**WORK REQUIRED**. Give the number of lines that include the string "QonQ", nothing more.

**GIVEN RECORDS**.
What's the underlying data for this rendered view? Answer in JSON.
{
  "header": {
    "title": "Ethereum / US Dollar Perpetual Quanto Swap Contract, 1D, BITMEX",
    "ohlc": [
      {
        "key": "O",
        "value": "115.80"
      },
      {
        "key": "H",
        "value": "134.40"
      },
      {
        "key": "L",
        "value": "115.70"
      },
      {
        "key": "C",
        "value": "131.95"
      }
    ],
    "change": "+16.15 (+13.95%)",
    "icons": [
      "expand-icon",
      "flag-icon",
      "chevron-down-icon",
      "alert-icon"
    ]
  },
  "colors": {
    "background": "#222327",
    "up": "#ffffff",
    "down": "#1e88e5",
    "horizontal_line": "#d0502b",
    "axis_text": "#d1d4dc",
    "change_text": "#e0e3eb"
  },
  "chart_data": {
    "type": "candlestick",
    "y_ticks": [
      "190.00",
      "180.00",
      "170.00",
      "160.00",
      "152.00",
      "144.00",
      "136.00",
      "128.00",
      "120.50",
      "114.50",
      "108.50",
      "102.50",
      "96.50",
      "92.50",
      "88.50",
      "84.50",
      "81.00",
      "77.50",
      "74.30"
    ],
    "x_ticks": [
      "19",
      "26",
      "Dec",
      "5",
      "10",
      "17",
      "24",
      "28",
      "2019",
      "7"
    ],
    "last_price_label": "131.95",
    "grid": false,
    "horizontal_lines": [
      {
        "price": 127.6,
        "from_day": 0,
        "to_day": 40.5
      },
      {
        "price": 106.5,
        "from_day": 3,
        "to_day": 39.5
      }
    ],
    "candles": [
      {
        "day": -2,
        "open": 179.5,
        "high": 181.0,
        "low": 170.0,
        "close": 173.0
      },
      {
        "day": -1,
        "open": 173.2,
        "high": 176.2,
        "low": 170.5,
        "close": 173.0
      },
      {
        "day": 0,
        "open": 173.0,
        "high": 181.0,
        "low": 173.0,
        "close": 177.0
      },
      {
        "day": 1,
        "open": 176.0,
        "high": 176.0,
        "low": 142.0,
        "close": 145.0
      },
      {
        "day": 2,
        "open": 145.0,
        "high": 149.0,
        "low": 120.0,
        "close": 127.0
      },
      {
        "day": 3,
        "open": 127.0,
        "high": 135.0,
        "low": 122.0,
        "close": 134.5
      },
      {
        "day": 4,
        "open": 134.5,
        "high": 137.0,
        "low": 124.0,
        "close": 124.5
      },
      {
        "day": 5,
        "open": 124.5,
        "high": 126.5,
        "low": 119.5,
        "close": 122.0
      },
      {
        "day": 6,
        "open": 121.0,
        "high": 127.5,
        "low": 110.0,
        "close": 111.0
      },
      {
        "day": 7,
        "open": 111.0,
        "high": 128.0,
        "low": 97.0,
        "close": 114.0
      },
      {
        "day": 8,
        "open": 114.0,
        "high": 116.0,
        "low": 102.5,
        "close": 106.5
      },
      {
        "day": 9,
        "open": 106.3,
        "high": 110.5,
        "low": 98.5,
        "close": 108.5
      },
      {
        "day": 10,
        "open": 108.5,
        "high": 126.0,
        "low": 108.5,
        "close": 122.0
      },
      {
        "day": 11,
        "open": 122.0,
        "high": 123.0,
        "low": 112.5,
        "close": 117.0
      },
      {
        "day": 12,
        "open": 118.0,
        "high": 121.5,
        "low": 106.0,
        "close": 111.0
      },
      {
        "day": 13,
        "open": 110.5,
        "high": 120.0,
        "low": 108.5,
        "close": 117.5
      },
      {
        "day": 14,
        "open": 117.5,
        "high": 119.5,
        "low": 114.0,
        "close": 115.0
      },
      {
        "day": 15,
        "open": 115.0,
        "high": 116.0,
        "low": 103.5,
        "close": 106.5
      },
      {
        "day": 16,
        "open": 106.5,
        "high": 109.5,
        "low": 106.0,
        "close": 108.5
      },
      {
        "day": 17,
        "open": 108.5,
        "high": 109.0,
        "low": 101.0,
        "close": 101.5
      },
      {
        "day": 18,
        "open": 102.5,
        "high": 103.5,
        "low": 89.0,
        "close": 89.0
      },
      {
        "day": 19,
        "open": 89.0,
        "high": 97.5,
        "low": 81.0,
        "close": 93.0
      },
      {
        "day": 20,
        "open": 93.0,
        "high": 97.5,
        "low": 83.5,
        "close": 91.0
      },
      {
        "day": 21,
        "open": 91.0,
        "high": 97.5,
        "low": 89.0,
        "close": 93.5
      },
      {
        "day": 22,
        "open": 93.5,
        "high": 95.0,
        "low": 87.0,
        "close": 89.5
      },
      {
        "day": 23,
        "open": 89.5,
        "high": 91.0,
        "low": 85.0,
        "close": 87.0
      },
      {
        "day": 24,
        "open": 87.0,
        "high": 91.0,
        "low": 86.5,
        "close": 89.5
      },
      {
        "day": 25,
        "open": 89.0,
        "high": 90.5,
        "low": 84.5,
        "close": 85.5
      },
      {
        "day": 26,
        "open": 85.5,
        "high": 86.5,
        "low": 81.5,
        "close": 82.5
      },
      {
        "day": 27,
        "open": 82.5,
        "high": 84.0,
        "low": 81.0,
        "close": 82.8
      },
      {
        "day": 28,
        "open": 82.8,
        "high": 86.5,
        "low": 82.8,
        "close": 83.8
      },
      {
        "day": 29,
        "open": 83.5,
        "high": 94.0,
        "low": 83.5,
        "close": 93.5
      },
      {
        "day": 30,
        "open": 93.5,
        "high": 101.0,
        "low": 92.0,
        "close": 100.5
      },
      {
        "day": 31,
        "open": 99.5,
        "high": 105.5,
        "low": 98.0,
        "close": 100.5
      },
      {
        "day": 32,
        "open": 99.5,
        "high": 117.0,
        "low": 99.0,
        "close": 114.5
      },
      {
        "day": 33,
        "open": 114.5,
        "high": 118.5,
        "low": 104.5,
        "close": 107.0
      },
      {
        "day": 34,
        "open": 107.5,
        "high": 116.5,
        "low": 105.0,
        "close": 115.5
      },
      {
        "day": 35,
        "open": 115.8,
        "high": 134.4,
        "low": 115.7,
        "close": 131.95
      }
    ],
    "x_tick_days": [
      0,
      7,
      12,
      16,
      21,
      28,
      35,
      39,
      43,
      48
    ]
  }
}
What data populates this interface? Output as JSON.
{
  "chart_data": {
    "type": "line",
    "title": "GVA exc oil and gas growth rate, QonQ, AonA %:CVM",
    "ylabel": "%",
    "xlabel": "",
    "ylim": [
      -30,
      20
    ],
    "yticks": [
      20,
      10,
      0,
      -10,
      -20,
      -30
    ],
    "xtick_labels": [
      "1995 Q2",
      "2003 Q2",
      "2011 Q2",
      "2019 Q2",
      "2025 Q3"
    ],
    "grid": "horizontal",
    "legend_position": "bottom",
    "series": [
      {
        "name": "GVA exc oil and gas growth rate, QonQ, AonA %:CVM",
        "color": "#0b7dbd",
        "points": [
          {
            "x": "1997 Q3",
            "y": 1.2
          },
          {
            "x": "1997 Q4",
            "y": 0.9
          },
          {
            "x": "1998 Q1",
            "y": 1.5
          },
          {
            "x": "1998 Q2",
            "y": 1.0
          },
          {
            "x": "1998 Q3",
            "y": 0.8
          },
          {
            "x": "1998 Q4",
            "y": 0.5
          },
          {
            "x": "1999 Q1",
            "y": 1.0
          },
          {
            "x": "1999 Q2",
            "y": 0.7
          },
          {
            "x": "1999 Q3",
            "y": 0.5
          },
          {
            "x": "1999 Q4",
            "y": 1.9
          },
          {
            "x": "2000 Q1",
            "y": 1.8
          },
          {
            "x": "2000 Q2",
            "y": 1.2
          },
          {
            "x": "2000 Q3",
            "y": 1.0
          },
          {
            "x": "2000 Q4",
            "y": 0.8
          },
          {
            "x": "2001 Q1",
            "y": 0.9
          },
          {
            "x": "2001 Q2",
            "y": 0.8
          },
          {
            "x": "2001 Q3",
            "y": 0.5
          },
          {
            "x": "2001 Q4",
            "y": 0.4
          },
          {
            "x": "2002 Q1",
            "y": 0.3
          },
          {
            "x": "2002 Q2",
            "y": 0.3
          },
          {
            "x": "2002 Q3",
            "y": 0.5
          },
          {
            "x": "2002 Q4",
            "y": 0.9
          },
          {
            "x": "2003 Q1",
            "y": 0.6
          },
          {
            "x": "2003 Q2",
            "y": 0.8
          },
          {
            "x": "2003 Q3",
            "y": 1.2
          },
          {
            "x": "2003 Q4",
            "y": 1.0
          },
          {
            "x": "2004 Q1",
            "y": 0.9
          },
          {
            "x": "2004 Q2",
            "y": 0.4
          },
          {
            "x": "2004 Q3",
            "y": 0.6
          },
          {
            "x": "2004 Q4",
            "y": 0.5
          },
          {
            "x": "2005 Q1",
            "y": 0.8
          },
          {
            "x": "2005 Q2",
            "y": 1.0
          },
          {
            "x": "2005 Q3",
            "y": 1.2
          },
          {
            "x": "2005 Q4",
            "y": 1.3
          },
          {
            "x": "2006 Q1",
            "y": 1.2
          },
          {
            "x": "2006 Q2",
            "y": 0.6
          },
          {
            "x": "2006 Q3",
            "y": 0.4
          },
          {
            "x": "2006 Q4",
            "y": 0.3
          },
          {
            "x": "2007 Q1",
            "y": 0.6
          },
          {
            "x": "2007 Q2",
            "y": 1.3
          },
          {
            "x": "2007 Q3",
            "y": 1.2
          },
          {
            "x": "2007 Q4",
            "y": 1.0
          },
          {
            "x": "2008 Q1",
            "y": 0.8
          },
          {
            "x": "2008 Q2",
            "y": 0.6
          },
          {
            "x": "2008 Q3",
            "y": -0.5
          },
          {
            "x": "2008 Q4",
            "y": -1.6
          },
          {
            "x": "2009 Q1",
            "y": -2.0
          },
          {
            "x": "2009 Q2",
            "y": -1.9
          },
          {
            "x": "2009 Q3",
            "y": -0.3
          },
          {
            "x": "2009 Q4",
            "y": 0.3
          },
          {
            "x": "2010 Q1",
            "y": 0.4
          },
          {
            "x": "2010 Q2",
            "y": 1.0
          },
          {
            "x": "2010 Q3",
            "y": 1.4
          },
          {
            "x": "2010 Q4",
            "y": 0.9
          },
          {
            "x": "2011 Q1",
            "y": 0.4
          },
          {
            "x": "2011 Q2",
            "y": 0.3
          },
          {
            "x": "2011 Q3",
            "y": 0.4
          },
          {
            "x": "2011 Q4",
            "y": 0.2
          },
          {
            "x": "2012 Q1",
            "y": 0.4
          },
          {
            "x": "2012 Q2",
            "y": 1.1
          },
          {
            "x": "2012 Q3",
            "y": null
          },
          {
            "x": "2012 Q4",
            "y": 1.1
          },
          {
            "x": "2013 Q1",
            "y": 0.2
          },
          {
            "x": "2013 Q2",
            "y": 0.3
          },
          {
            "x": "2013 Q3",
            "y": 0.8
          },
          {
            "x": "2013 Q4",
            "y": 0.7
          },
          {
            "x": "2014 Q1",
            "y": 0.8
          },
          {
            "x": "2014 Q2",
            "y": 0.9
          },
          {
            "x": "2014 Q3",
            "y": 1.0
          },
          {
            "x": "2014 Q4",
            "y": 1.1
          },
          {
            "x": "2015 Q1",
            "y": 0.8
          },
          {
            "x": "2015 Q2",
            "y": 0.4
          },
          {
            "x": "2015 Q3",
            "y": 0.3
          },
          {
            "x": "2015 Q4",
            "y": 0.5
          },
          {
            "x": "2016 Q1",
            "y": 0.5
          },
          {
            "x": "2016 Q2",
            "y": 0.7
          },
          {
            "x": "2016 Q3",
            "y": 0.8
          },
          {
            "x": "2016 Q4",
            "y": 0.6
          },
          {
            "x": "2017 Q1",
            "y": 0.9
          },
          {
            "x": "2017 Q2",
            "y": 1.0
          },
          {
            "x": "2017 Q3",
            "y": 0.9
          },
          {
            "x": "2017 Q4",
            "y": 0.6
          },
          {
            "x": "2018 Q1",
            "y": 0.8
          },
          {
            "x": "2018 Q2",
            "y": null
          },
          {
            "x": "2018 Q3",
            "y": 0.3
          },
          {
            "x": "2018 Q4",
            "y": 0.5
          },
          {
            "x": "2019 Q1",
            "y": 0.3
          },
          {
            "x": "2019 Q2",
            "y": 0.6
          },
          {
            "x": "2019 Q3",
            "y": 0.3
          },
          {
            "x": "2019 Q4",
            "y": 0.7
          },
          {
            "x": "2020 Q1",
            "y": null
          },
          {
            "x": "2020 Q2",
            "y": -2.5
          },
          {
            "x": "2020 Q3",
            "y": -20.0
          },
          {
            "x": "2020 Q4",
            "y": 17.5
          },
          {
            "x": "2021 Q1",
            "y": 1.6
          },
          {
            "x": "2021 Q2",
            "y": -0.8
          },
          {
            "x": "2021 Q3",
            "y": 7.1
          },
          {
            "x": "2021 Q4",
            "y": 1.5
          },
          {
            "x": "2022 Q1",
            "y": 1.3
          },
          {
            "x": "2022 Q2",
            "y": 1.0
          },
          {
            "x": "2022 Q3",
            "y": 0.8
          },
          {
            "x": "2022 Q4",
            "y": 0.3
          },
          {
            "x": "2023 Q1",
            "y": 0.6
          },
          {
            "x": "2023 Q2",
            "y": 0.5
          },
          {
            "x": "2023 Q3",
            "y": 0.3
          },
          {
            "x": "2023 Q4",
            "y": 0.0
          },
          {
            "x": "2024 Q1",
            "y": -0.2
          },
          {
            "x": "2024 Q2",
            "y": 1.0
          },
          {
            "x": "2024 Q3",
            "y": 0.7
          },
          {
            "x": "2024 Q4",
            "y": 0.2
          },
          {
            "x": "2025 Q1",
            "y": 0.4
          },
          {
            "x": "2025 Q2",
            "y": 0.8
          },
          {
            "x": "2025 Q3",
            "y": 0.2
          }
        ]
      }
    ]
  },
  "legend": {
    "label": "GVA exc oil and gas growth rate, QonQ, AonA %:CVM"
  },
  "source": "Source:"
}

**THE ANSWER**. 3